:: Dataset ::
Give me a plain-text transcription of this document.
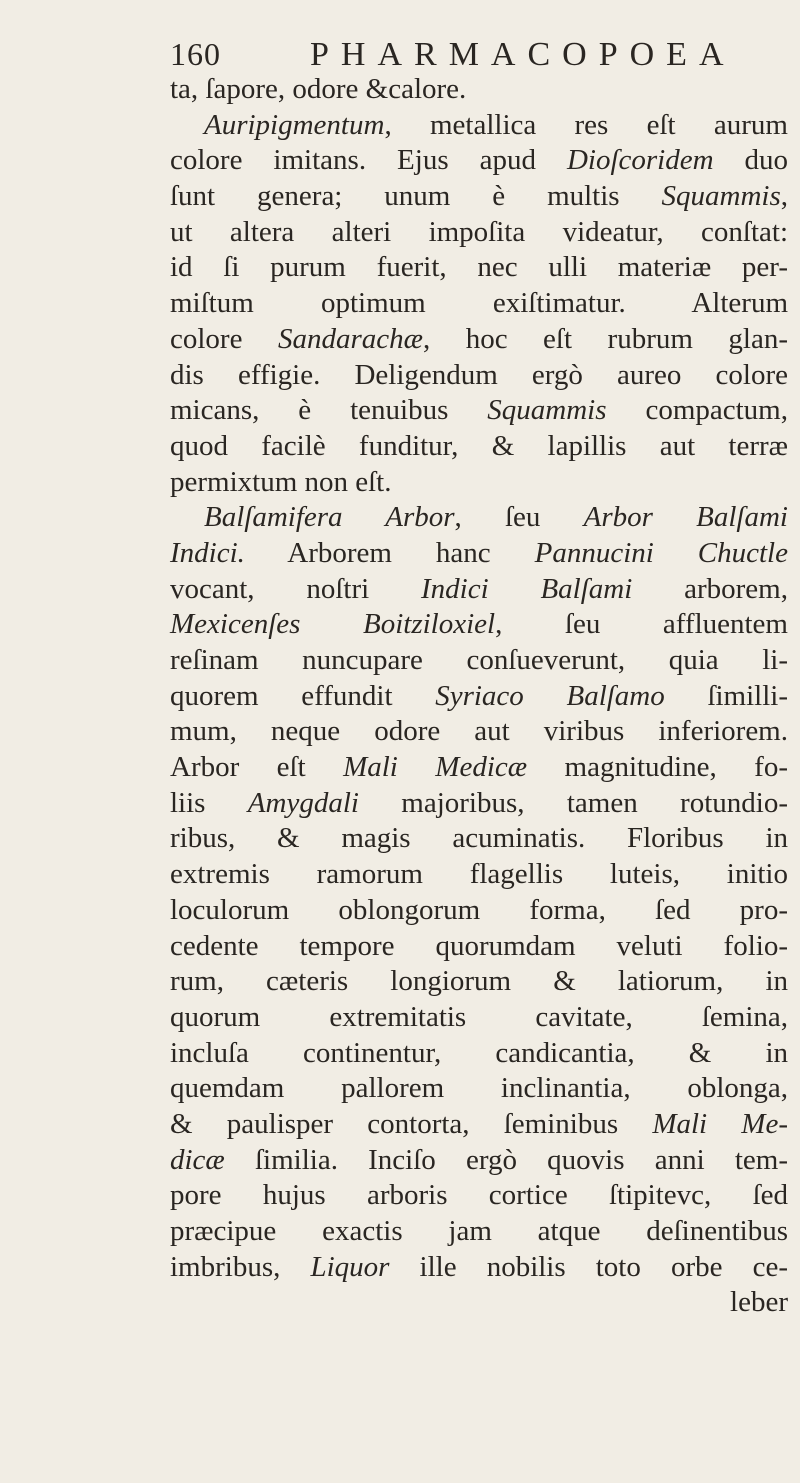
160	PHARMACOPOEA
ta, ſapore, odore &calore.
Auripigmentum, metallica res eſt aurum
colore imitans. Ejus apud Dioſcoridem duo
ſunt genera; unum è multis Squammis,
ut altera alteri impoſita videatur, conſtat:
id ſi purum fuerit, nec ulli materiæ per-
miſtum optimum exiſtimatur. Alterum
colore Sandarachæ, hoc eſt rubrum glan-
dis effigie. Deligendum ergò aureo colore
micans, è tenuibus Squammis compactum,
quod facilè funditur, & lapillis aut terræ
permixtum non eſt.
Balſamifera Arbor, ſeu Arbor Balſami
Indici. Arborem hanc Pannucini Chuctle
vocant, noſtri Indici Balſami arborem,
Mexicenſes Boitziloxiel, ſeu affluentem
reſinam nuncupare conſueverunt, quia li-
quorem effundit Syriaco Balſamo ſimilli-
mum, neque odore aut viribus inferiorem.
Arbor eſt Mali Medicæ magnitudine, fo-
liis Amygdali majoribus, tamen rotundio-
ribus, & magis acuminatis. Floribus in
extremis ramorum flagellis luteis, initio
loculorum oblongorum forma, ſed pro-
cedente tempore quorumdam veluti folio-
rum, cæteris longiorum & latiorum, in
quorum extremitatis cavitate, ſemina,
incluſa continentur, candicantia, & in
quemdam pallorem inclinantia, oblonga,
& paulisper contorta, ſeminibus Mali Me-
dicæ ſimilia. Inciſo ergò quovis anni tem-
pore hujus arboris cortice ſtipitevc, ſed
præcipue exactis jam atque deſinentibus
imbribus, Liquor ille nobilis toto orbe ce-
leber
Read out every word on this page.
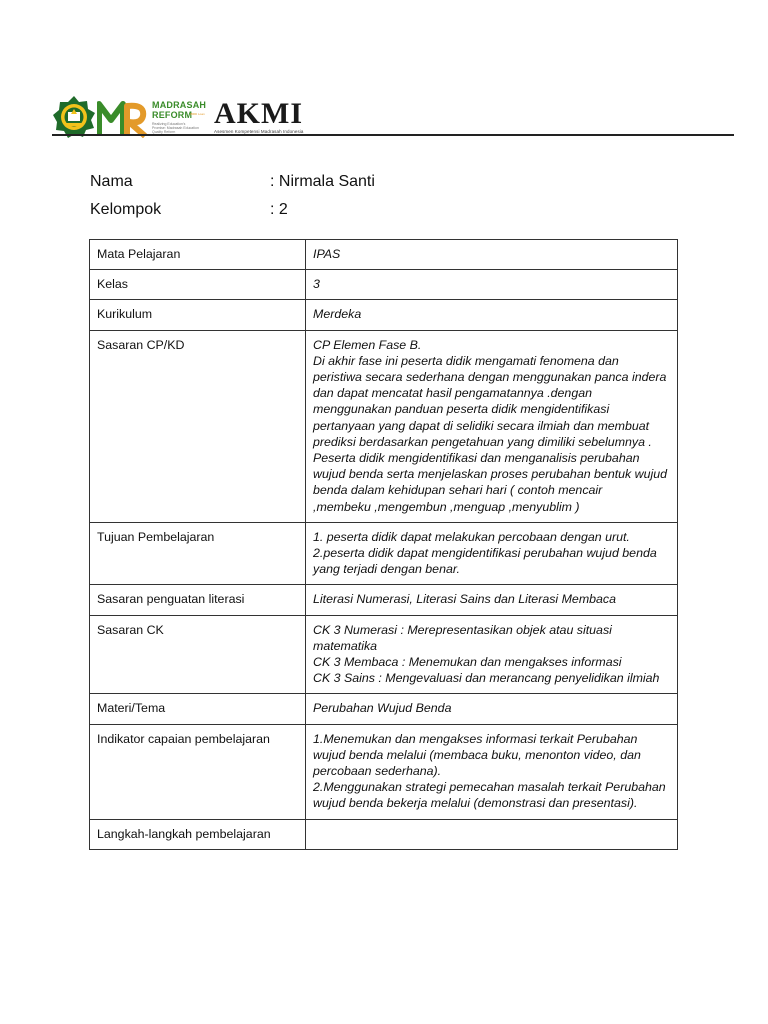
MADRASAH
REFORM
Realizing Education's Promise: Madrasah Education Quality Reform
IBRD Loan AKMI
Asesmen Kompetensi Madrasah Indonesia
Nama	: Nirmala Santi
Kelompok	: 2
Mata Pelajaran	IPAS
Kelas	3
Kurikulum	Merdeka
Sasaran CP/KD	CP Elemen Fase B.
Di akhir fase ini peserta didik mengamati fenomena dan peristiwa secara sederhana dengan menggunakan panca indera dan dapat mencatat hasil pengamatannya .dengan menggunakan panduan peserta didik mengidentifikasi pertanyaan yang dapat di selidiki secara ilmiah dan membuat prediksi berdasarkan pengetahuan yang dimiliki sebelumnya . Peserta didik mengidentifikasi dan menganalisis perubahan wujud benda serta menjelaskan proses perubahan bentuk wujud benda dalam kehidupan sehari hari ( contoh mencair
,membeku ,mengembun ,menguap ,menyublim )
Tujuan Pembelajaran	1. peserta didik dapat melakukan percobaan dengan urut.
2.peserta didik dapat mengidentifikasi perubahan wujud benda yang terjadi dengan benar.
Sasaran penguatan literasi	Literasi Numerasi, Literasi Sains dan Literasi Membaca
Sasaran CK	CK 3 Numerasi : Merepresentasikan objek atau situasi matematika
CK 3 Membaca : Menemukan dan mengakses informasi
CK 3 Sains : Mengevaluasi dan merancang penyelidikan ilmiah
Materi/Tema	Perubahan Wujud Benda
Indikator capaian pembelajaran	1.Menemukan dan mengakses informasi terkait Perubahan wujud benda melalui (membaca buku, menonton video, dan percobaan sederhana).
2.Menggunakan strategi pemecahan masalah terkait Perubahan wujud benda bekerja melalui (demonstrasi dan presentasi).
Langkah-langkah pembelajaran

:: Work to do ::
In this exercise, set down all of the data exactly, without the pictures.

:: Answer for this exercise ::
Give me a plain-text transcription of this document.
160	PHARMACOPOEA
ta, ſapore, odore &calore.
Auripigmentum, metallica res eſt aurum
colore imitans. Ejus apud Dioſcoridem duo
ſunt genera; unum è multis Squammis,
ut altera alteri impoſita videatur, conſtat:
id ſi purum fuerit, nec ulli materiæ per-
miſtum optimum exiſtimatur. Alterum
colore Sandarachæ, hoc eſt rubrum glan-
dis effigie. Deligendum ergò aureo colore
micans, è tenuibus Squammis compactum,
quod facilè funditur, & lapillis aut terræ
permixtum non eſt.
Balſamifera Arbor, ſeu Arbor Balſami
Indici. Arborem hanc Pannucini Chuctle
vocant, noſtri Indici Balſami arborem,
Mexicenſes Boitziloxiel, ſeu affluentem
reſinam nuncupare conſueverunt, quia li-
quorem effundit Syriaco Balſamo ſimilli-
mum, neque odore aut viribus inferiorem.
Arbor eſt Mali Medicæ magnitudine, fo-
liis Amygdali majoribus, tamen rotundio-
ribus, & magis acuminatis. Floribus in
extremis ramorum flagellis luteis, initio
loculorum oblongorum forma, ſed pro-
cedente tempore quorumdam veluti folio-
rum, cæteris longiorum & latiorum, in
quorum extremitatis cavitate, ſemina,
incluſa continentur, candicantia, & in
quemdam pallorem inclinantia, oblonga,
& paulisper contorta, ſeminibus Mali Me-
dicæ ſimilia. Inciſo ergò quovis anni tem-
pore hujus arboris cortice ſtipitevc, ſed
præcipue exactis jam atque deſinentibus
imbribus, Liquor ille nobilis toto orbe ce-
leber
Read out every word on this page.
MADRASAH
REFORM
Realizing Education's Promise: Madrasah Education Quality Reform
IBRD Loan AKMI
Asesmen Kompetensi Madrasah Indonesia
Nama	: Nirmala Santi
Kelompok	: 2
Mata Pelajaran	IPAS
Kelas	3
Kurikulum	Merdeka
Sasaran CP/KD	CP Elemen Fase B.
Di akhir fase ini peserta didik mengamati fenomena dan peristiwa secara sederhana dengan menggunakan panca indera dan dapat mencatat hasil pengamatannya .dengan menggunakan panduan peserta didik mengidentifikasi pertanyaan yang dapat di selidiki secara ilmiah dan membuat prediksi berdasarkan pengetahuan yang dimiliki sebelumnya . Peserta didik mengidentifikasi dan menganalisis perubahan wujud benda serta menjelaskan proses perubahan bentuk wujud benda dalam kehidupan sehari hari ( contoh mencair
,membeku ,mengembun ,menguap ,menyublim )
Tujuan Pembelajaran	1. peserta didik dapat melakukan percobaan dengan urut.
2.peserta didik dapat mengidentifikasi perubahan wujud benda yang terjadi dengan benar.
Sasaran penguatan literasi	Literasi Numerasi, Literasi Sains dan Literasi Membaca
Sasaran CK	CK 3 Numerasi : Merepresentasikan objek atau situasi matematika
CK 3 Membaca : Menemukan dan mengakses informasi
CK 3 Sains : Mengevaluasi dan merancang penyelidikan ilmiah
Materi/Tema	Perubahan Wujud Benda
Indikator capaian pembelajaran	1.Menemukan dan mengakses informasi terkait Perubahan wujud benda melalui (membaca buku, menonton video, dan percobaan sederhana).
2.Menggunakan strategi pemecahan masalah terkait Perubahan wujud benda bekerja melalui (demonstrasi dan presentasi).
Langkah-langkah pembelajaran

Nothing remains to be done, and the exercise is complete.